Write out the records again, exactly, leaving none out.

•••

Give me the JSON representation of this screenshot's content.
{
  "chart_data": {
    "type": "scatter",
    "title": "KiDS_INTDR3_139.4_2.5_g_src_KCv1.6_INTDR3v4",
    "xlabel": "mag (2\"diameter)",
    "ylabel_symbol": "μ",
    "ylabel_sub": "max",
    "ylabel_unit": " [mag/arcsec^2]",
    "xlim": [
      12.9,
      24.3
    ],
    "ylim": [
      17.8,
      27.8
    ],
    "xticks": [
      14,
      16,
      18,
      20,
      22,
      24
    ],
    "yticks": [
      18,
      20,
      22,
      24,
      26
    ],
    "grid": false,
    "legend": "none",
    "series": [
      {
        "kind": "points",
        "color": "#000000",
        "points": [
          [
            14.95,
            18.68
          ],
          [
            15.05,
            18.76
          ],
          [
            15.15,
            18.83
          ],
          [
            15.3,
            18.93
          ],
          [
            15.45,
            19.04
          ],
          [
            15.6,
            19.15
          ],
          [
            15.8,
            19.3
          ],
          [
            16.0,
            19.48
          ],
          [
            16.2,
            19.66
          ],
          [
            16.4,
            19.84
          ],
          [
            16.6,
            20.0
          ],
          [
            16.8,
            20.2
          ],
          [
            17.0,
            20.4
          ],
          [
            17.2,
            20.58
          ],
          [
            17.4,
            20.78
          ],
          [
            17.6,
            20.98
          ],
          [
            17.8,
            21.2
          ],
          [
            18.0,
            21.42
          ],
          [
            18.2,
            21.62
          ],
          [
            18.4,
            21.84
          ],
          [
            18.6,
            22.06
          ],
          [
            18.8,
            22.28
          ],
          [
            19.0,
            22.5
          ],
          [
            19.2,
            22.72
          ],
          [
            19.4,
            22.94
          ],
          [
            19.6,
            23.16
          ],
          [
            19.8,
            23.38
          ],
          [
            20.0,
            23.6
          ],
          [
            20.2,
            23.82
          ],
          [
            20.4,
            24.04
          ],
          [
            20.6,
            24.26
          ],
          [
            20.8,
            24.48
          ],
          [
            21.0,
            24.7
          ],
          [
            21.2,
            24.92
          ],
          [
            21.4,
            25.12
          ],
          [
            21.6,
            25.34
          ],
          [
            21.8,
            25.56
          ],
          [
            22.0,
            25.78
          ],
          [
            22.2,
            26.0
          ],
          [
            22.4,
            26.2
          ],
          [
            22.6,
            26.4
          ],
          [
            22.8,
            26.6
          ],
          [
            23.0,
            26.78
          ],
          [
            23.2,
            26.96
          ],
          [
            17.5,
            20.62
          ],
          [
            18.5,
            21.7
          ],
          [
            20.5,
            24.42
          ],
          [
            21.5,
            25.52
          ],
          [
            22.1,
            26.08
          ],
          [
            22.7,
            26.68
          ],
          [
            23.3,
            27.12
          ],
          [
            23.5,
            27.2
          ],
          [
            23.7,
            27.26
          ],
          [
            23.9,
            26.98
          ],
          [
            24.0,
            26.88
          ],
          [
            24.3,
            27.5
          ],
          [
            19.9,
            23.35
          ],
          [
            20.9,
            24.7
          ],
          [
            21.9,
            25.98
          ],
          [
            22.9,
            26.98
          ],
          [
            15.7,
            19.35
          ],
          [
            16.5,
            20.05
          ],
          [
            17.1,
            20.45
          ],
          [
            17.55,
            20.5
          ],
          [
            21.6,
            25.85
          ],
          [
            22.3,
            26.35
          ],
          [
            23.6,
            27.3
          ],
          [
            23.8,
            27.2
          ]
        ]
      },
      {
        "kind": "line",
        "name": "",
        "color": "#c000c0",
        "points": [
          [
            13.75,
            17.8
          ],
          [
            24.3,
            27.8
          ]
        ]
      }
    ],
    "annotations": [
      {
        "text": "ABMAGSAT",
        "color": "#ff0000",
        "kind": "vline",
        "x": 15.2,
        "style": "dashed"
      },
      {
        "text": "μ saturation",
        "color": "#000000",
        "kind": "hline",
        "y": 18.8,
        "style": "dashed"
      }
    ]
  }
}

•••

Answer to this exercise –
Give me the JSON representation of this screenshot's content.
{
  "chart_data": {
    "type": "scatter",
    "title": "KiDS_INTDR3_139.4_2.5_g_src_KCv1.6_INTDR3v4",
    "xlabel": "mag (2\"diameter)",
    "ylabel_symbol": "μ",
    "ylabel_sub": "max",
    "ylabel_unit": " [mag/arcsec^2]",
    "xlim": [
      12.9,
      24.3
    ],
    "ylim": [
      17.8,
      27.8
    ],
    "xticks": [
      14,
      16,
      18,
      20,
      22,
      24
    ],
    "yticks": [
      18,
      20,
      22,
      24,
      26
    ],
    "grid": false,
    "legend": "none",
    "series": [
      {
        "kind": "points",
        "color": "#000000",
        "points": [
          [
            14.95,
            18.68
          ],
          [
            15.05,
            18.76
          ],
          [
            15.15,
            18.83
          ],
          [
            15.3,
            18.93
          ],
          [
            15.45,
            19.04
          ],
          [
            15.6,
            19.15
          ],
          [
            15.8,
            19.3
          ],
          [
            16.0,
            19.48
          ],
          [
            16.2,
            19.66
          ],
          [
            16.4,
            19.84
          ],
          [
            16.6,
            20.0
          ],
          [
            16.8,
            20.2
          ],
          [
            17.0,
            20.4
          ],
          [
            17.2,
            20.58
          ],
          [
            17.4,
            20.78
          ],
          [
            17.6,
            20.98
          ],
          [
            17.8,
            21.2
          ],
          [
            18.0,
            21.42
          ],
          [
            18.2,
            21.62
          ],
          [
            18.4,
            21.84
          ],
          [
            18.6,
            22.06
          ],
          [
            18.8,
            22.28
          ],
          [
            19.0,
            22.5
          ],
          [
            19.2,
            22.72
          ],
          [
            19.4,
            22.94
          ],
          [
            19.6,
            23.16
          ],
          [
            19.8,
            23.38
          ],
          [
            20.0,
            23.6
          ],
          [
            20.2,
            23.82
          ],
          [
            20.4,
            24.04
          ],
          [
            20.6,
            24.26
          ],
          [
            20.8,
            24.48
          ],
          [
            21.0,
            24.7
          ],
          [
            21.2,
            24.92
          ],
          [
            21.4,
            25.12
          ],
          [
            21.6,
            25.34
          ],
          [
            21.8,
            25.56
          ],
          [
            22.0,
            25.78
          ],
          [
            22.2,
            26.0
          ],
          [
            22.4,
            26.2
          ],
          [
            22.6,
            26.4
          ],
          [
            22.8,
            26.6
          ],
          [
            23.0,
            26.78
          ],
          [
            23.2,
            26.96
          ],
          [
            17.5,
            20.62
          ],
          [
            18.5,
            21.7
          ],
          [
            20.5,
            24.42
          ],
          [
            21.5,
            25.52
          ],
          [
            22.1,
            26.08
          ],
          [
            22.7,
            26.68
          ],
          [
            23.3,
            27.12
          ],
          [
            23.5,
            27.2
          ],
          [
            23.7,
            27.26
          ],
          [
            23.9,
            26.98
          ],
          [
            24.0,
            26.88
          ],
          [
            24.3,
            27.5
          ],
          [
            19.9,
            23.35
          ],
          [
            20.9,
            24.7
          ],
          [
            21.9,
            25.98
          ],
          [
            22.9,
            26.98
          ],
          [
            15.7,
            19.35
          ],
          [
            16.5,
            20.05
          ],
          [
            17.1,
            20.45
          ],
          [
            17.55,
            20.5
          ],
          [
            21.6,
            25.85
          ],
          [
            22.3,
            26.35
          ],
          [
            23.6,
            27.3
          ],
          [
            23.8,
            27.2
          ]
        ]
      },
      {
        "kind": "line",
        "name": "",
        "color": "#c000c0",
        "points": [
          [
            13.75,
            17.8
          ],
          [
            24.3,
            27.8
          ]
        ]
      }
    ],
    "annotations": [
      {
        "text": "ABMAGSAT",
        "color": "#ff0000",
        "kind": "vline",
        "x": 15.2,
        "style": "dashed"
      },
      {
        "text": "μ saturation",
        "color": "#000000",
        "kind": "hline",
        "y": 18.8,
        "style": "dashed"
      }
    ]
  }
}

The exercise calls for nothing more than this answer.